§ TASK REQUIREMENTS
Leave out the pictures and copy each record below exactly.

********

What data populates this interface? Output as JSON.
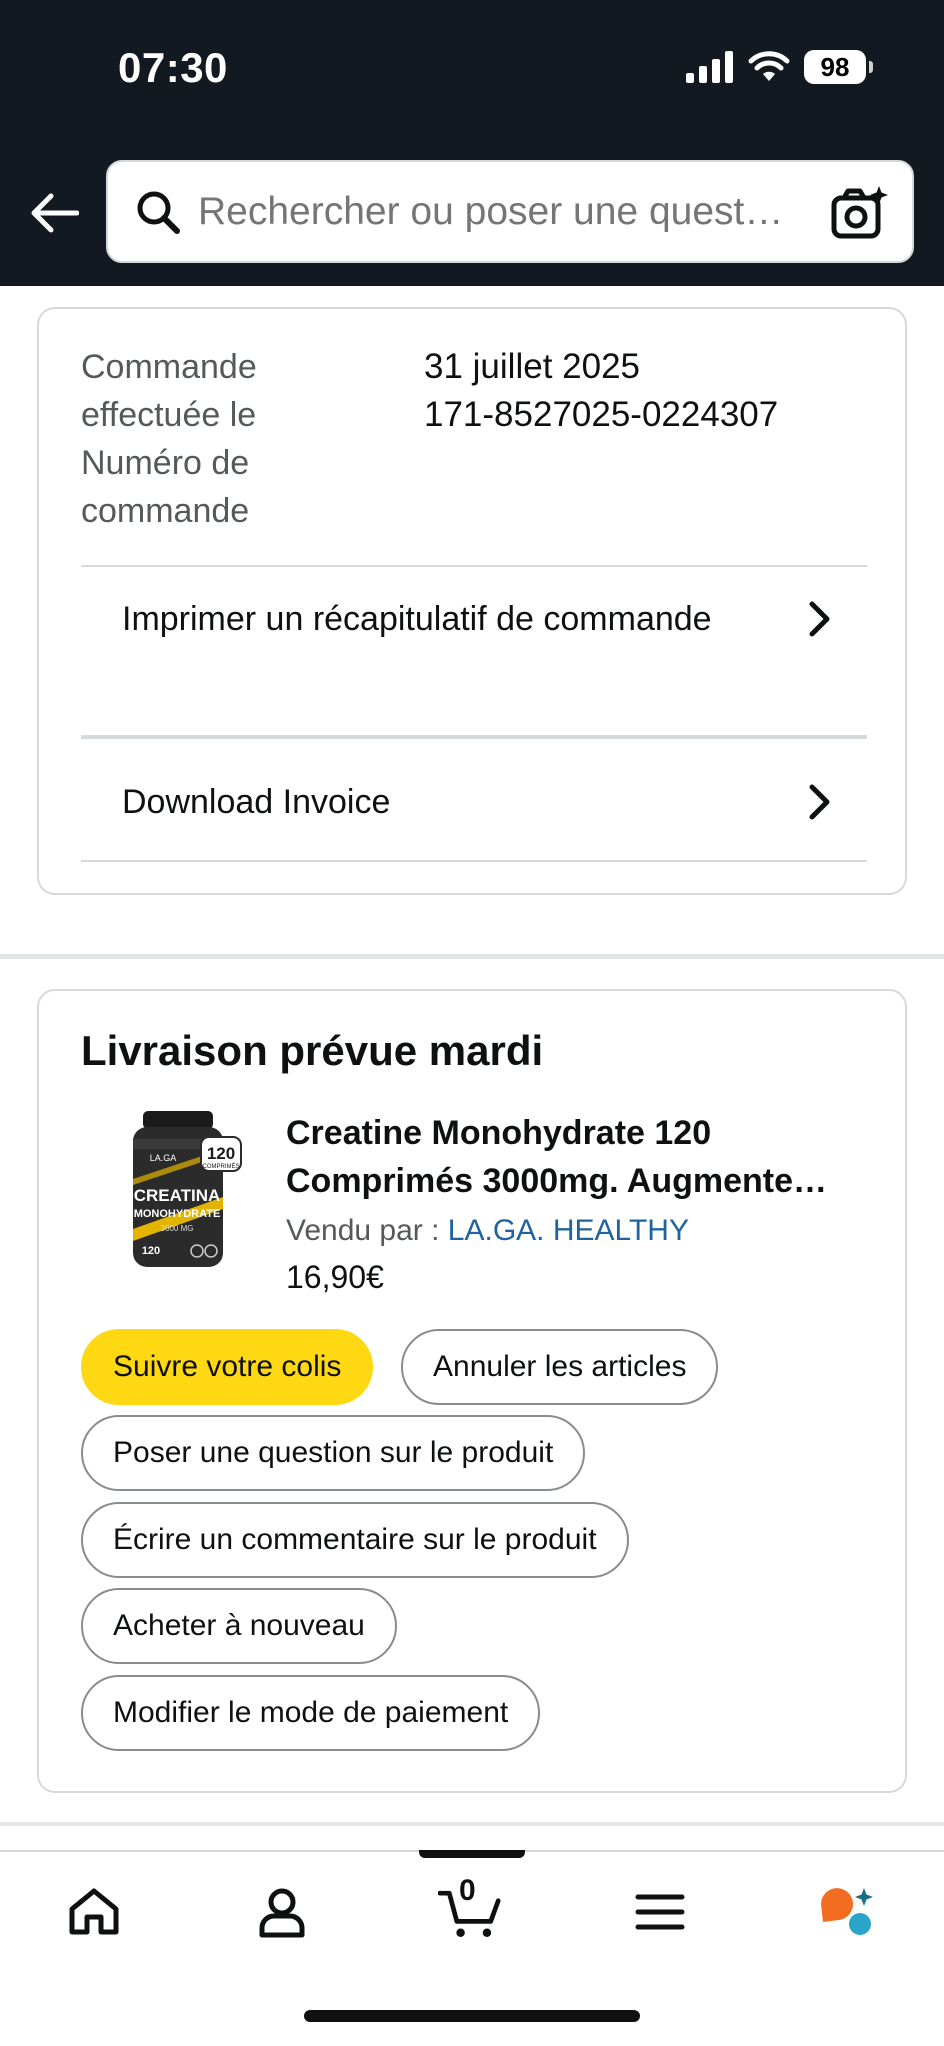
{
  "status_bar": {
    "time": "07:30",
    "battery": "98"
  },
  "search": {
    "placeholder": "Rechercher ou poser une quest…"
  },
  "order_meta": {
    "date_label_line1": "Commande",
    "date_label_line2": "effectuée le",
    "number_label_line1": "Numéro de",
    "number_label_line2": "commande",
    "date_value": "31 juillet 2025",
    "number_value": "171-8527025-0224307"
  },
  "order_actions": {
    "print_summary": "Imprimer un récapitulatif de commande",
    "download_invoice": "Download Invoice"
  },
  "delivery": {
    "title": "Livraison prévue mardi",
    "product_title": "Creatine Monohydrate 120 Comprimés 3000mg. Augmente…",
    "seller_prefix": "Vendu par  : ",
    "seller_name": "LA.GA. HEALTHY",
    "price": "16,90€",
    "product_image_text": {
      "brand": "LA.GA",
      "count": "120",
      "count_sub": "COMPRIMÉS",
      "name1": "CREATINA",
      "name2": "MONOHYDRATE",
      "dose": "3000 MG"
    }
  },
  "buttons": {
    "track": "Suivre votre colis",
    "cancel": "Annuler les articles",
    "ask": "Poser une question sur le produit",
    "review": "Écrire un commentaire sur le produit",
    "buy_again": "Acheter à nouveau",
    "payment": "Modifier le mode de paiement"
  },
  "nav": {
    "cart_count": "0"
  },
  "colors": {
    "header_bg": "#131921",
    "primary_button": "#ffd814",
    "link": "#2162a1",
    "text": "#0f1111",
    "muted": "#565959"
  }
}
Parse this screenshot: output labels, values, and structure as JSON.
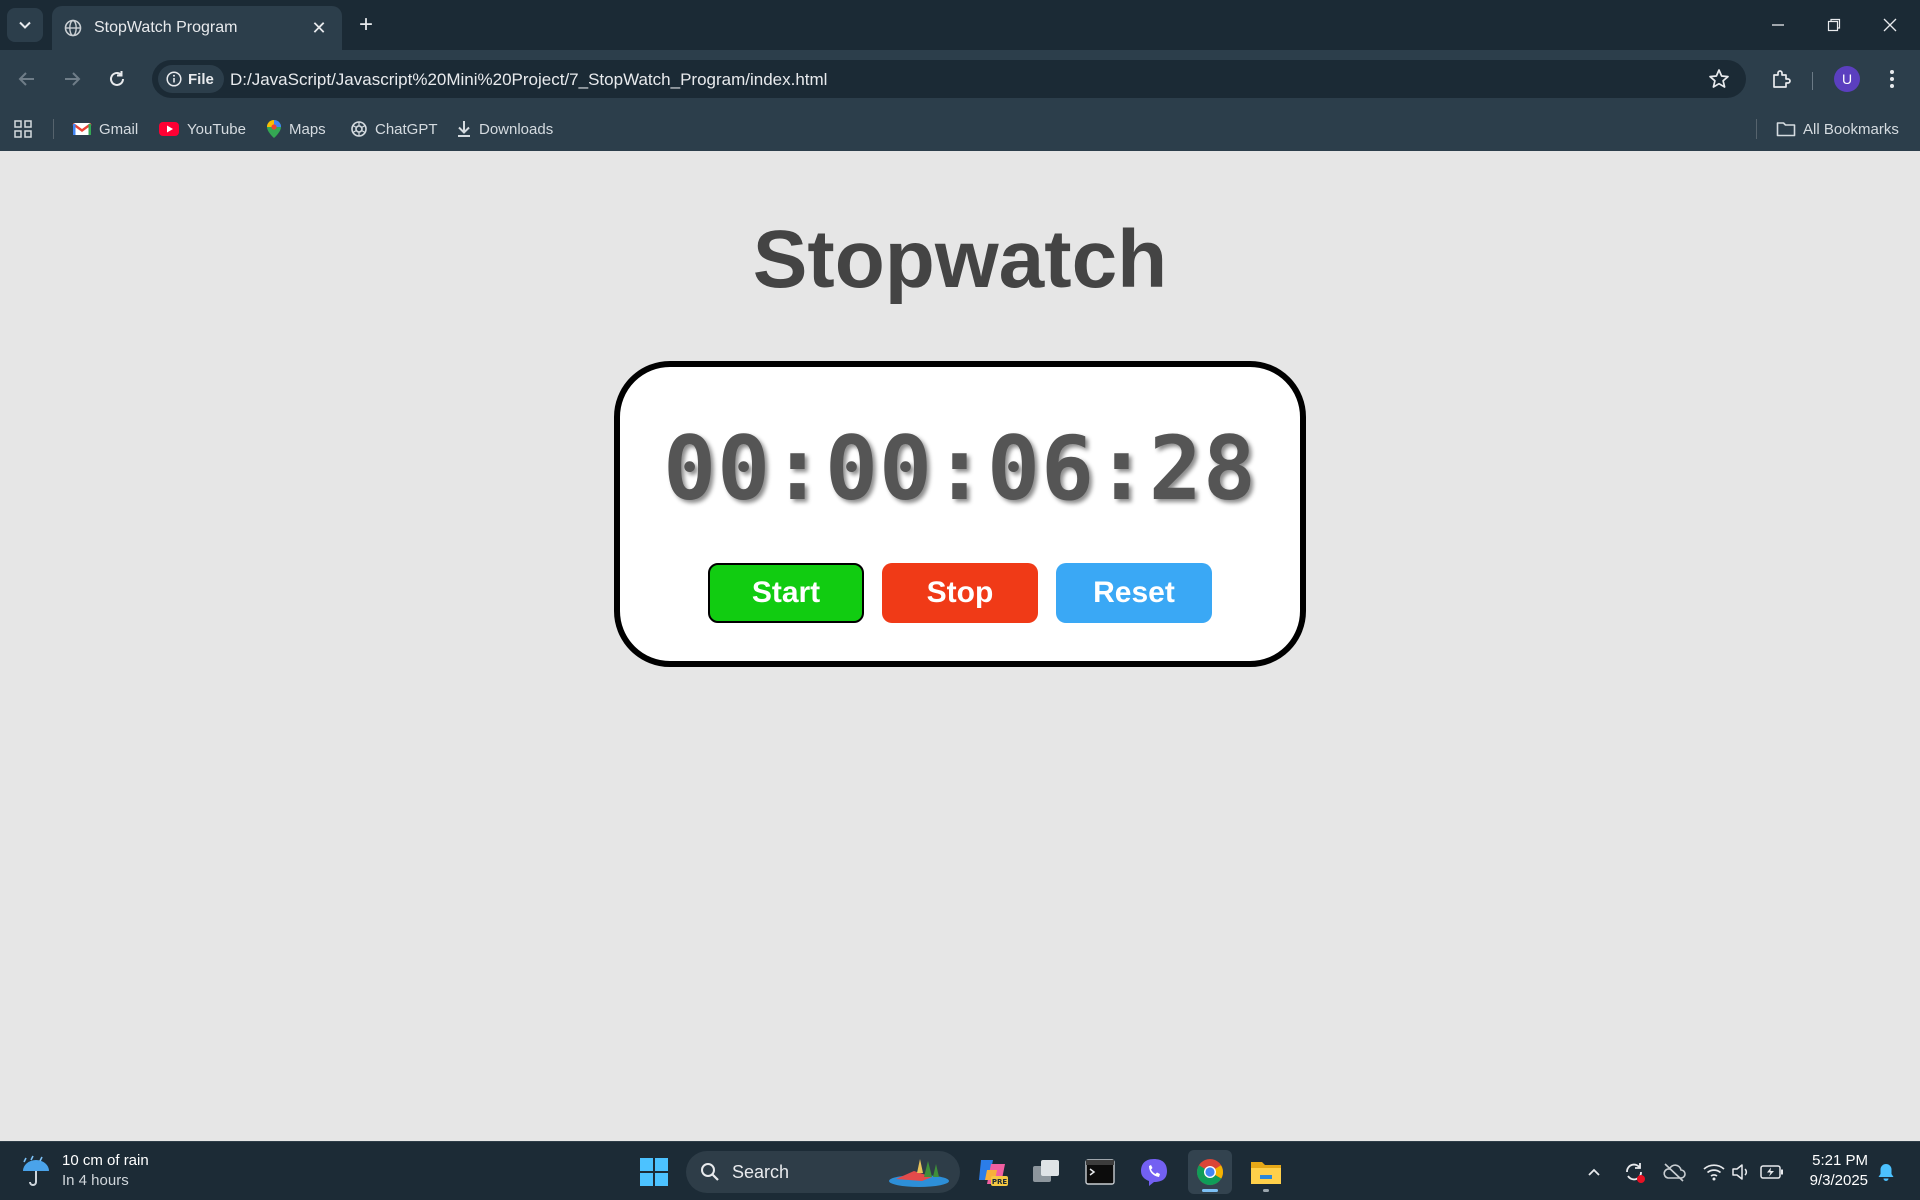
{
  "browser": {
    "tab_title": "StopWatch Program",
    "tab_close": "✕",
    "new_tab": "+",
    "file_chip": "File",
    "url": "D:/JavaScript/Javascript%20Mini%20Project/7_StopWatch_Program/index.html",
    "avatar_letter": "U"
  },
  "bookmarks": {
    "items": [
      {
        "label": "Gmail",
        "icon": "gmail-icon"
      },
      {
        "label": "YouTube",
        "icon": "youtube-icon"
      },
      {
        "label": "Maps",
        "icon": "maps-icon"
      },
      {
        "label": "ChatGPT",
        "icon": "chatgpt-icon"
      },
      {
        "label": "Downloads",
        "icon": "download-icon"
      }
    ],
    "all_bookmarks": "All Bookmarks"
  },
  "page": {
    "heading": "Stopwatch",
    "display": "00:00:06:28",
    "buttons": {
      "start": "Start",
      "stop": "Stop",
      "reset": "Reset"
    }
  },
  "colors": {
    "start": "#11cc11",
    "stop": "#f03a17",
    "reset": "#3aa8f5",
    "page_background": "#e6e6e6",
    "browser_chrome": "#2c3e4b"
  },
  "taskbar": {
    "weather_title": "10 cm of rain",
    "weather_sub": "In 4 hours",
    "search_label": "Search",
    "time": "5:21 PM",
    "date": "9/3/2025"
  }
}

********

§ RESPONSE BELOW
What data populates this interface? Output as JSON.
{
  "status_bar": {
    "time": "07:30",
    "battery": "98"
  },
  "search": {
    "placeholder": "Rechercher ou poser une quest…"
  },
  "order_meta": {
    "date_label_line1": "Commande",
    "date_label_line2": "effectuée le",
    "number_label_line1": "Numéro de",
    "number_label_line2": "commande",
    "date_value": "31 juillet 2025",
    "number_value": "171-8527025-0224307"
  },
  "order_actions": {
    "print_summary": "Imprimer un récapitulatif de commande",
    "download_invoice": "Download Invoice"
  },
  "delivery": {
    "title": "Livraison prévue mardi",
    "product_title": "Creatine Monohydrate 120 Comprimés 3000mg. Augmente…",
    "seller_prefix": "Vendu par  : ",
    "seller_name": "LA.GA. HEALTHY",
    "price": "16,90€",
    "product_image_text": {
      "brand": "LA.GA",
      "count": "120",
      "count_sub": "COMPRIMÉS",
      "name1": "CREATINA",
      "name2": "MONOHYDRATE",
      "dose": "3000 MG"
    }
  },
  "buttons": {
    "track": "Suivre votre colis",
    "cancel": "Annuler les articles",
    "ask": "Poser une question sur le produit",
    "review": "Écrire un commentaire sur le produit",
    "buy_again": "Acheter à nouveau",
    "payment": "Modifier le mode de paiement"
  },
  "nav": {
    "cart_count": "0"
  },
  "colors": {
    "header_bg": "#131921",
    "primary_button": "#ffd814",
    "link": "#2162a1",
    "text": "#0f1111",
    "muted": "#565959"
  }
}
Parse this screenshot: output labels, values, and structure as JSON.
{
  "browser": {
    "tab_title": "StopWatch Program",
    "tab_close": "✕",
    "new_tab": "+",
    "file_chip": "File",
    "url": "D:/JavaScript/Javascript%20Mini%20Project/7_StopWatch_Program/index.html",
    "avatar_letter": "U"
  },
  "bookmarks": {
    "items": [
      {
        "label": "Gmail",
        "icon": "gmail-icon"
      },
      {
        "label": "YouTube",
        "icon": "youtube-icon"
      },
      {
        "label": "Maps",
        "icon": "maps-icon"
      },
      {
        "label": "ChatGPT",
        "icon": "chatgpt-icon"
      },
      {
        "label": "Downloads",
        "icon": "download-icon"
      }
    ],
    "all_bookmarks": "All Bookmarks"
  },
  "page": {
    "heading": "Stopwatch",
    "display": "00:00:06:28",
    "buttons": {
      "start": "Start",
      "stop": "Stop",
      "reset": "Reset"
    }
  },
  "colors": {
    "start": "#11cc11",
    "stop": "#f03a17",
    "reset": "#3aa8f5",
    "page_background": "#e6e6e6",
    "browser_chrome": "#2c3e4b"
  },
  "taskbar": {
    "weather_title": "10 cm of rain",
    "weather_sub": "In 4 hours",
    "search_label": "Search",
    "time": "5:21 PM",
    "date": "9/3/2025"
  }
}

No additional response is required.